Stored data:
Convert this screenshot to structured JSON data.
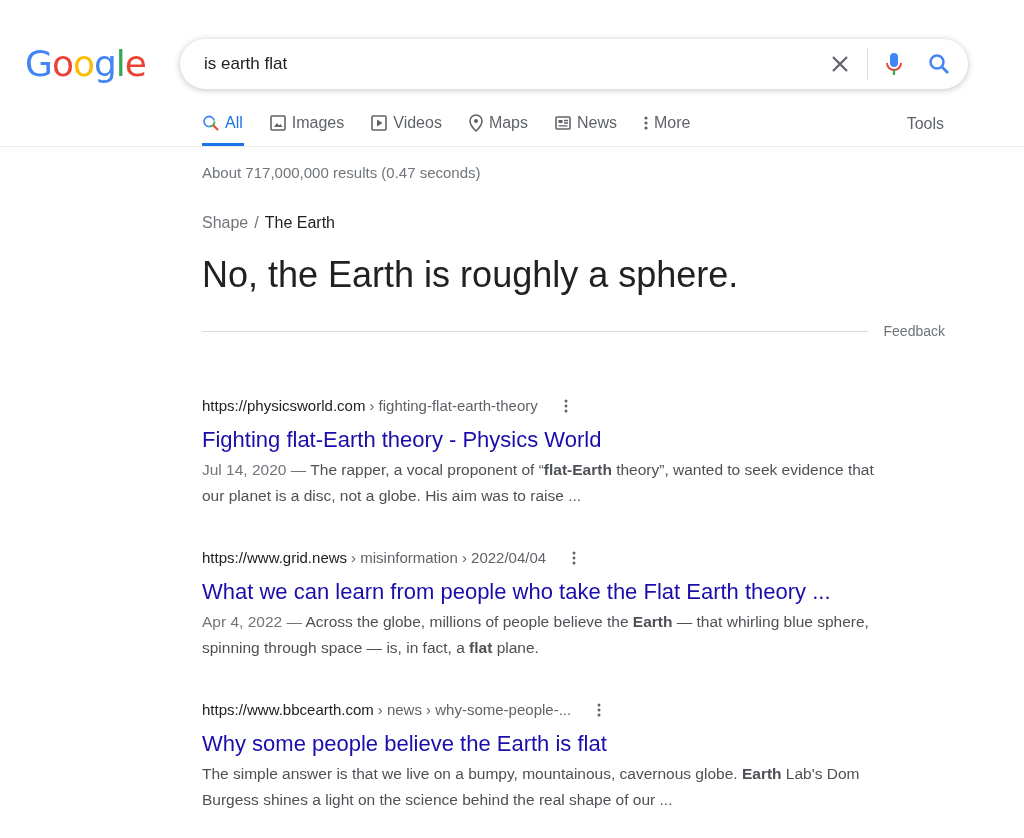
{
  "logo": "Google",
  "search": {
    "value": "is earth flat"
  },
  "tabs": [
    {
      "kind": "all",
      "label": "All",
      "selected": true
    },
    {
      "kind": "images",
      "label": "Images",
      "selected": false
    },
    {
      "kind": "videos",
      "label": "Videos",
      "selected": false
    },
    {
      "kind": "maps",
      "label": "Maps",
      "selected": false
    },
    {
      "kind": "news",
      "label": "News",
      "selected": false
    },
    {
      "kind": "more",
      "label": "More",
      "selected": false
    }
  ],
  "tools": "Tools",
  "stats": "About 717,000,000 results (0.47 seconds)",
  "answer": {
    "breadcrumb": [
      "Shape",
      "The Earth"
    ],
    "separator": "/",
    "title": "No, the Earth is roughly a sphere.",
    "feedback": "Feedback"
  },
  "results": [
    {
      "url": "https://physicsworld.com",
      "path": "› fighting-flat-earth-theory",
      "title": "Fighting flat-Earth theory - Physics World",
      "date": "Jul 14, 2020 —",
      "snippet": "The rapper, a vocal proponent of “**flat-Earth** theory”, wanted to seek evidence that our planet is a disc, not a globe. His aim was to raise ..."
    },
    {
      "url": "https://www.grid.news",
      "path": "› misinformation › 2022/04/04",
      "title": "What we can learn from people who take the Flat Earth theory ...",
      "date": "Apr 4, 2022 —",
      "snippet": "Across the globe, millions of people believe the **Earth** — that whirling blue sphere, spinning through space — is, in fact, a **flat** plane."
    },
    {
      "url": "https://www.bbcearth.com",
      "path": "› news › why-some-people-...",
      "title": "Why some people believe the Earth is flat",
      "snippet": "The simple answer is that we live on a bumpy, mountainous, cavernous globe. **Earth** Lab's Dom Burgess shines a light on the science behind the real shape of our ..."
    }
  ]
}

Exercise description
Your job is to transcribe the entries above exactly; skip the pictures.

Output for this task
Convert this screenshot to structured JSON data.
{
  "logo": "Google",
  "search": {
    "value": "is earth flat"
  },
  "tabs": [
    {
      "kind": "all",
      "label": "All",
      "selected": true
    },
    {
      "kind": "images",
      "label": "Images",
      "selected": false
    },
    {
      "kind": "videos",
      "label": "Videos",
      "selected": false
    },
    {
      "kind": "maps",
      "label": "Maps",
      "selected": false
    },
    {
      "kind": "news",
      "label": "News",
      "selected": false
    },
    {
      "kind": "more",
      "label": "More",
      "selected": false
    }
  ],
  "tools": "Tools",
  "stats": "About 717,000,000 results (0.47 seconds)",
  "answer": {
    "breadcrumb": [
      "Shape",
      "The Earth"
    ],
    "separator": "/",
    "title": "No, the Earth is roughly a sphere.",
    "feedback": "Feedback"
  },
  "results": [
    {
      "url": "https://physicsworld.com",
      "path": "› fighting-flat-earth-theory",
      "title": "Fighting flat-Earth theory - Physics World",
      "date": "Jul 14, 2020 —",
      "snippet": "The rapper, a vocal proponent of “**flat-Earth** theory”, wanted to seek evidence that our planet is a disc, not a globe. His aim was to raise ..."
    },
    {
      "url": "https://www.grid.news",
      "path": "› misinformation › 2022/04/04",
      "title": "What we can learn from people who take the Flat Earth theory ...",
      "date": "Apr 4, 2022 —",
      "snippet": "Across the globe, millions of people believe the **Earth** — that whirling blue sphere, spinning through space — is, in fact, a **flat** plane."
    },
    {
      "url": "https://www.bbcearth.com",
      "path": "› news › why-some-people-...",
      "title": "Why some people believe the Earth is flat",
      "snippet": "The simple answer is that we live on a bumpy, mountainous, cavernous globe. **Earth** Lab's Dom Burgess shines a light on the science behind the real shape of our ..."
    }
  ]
}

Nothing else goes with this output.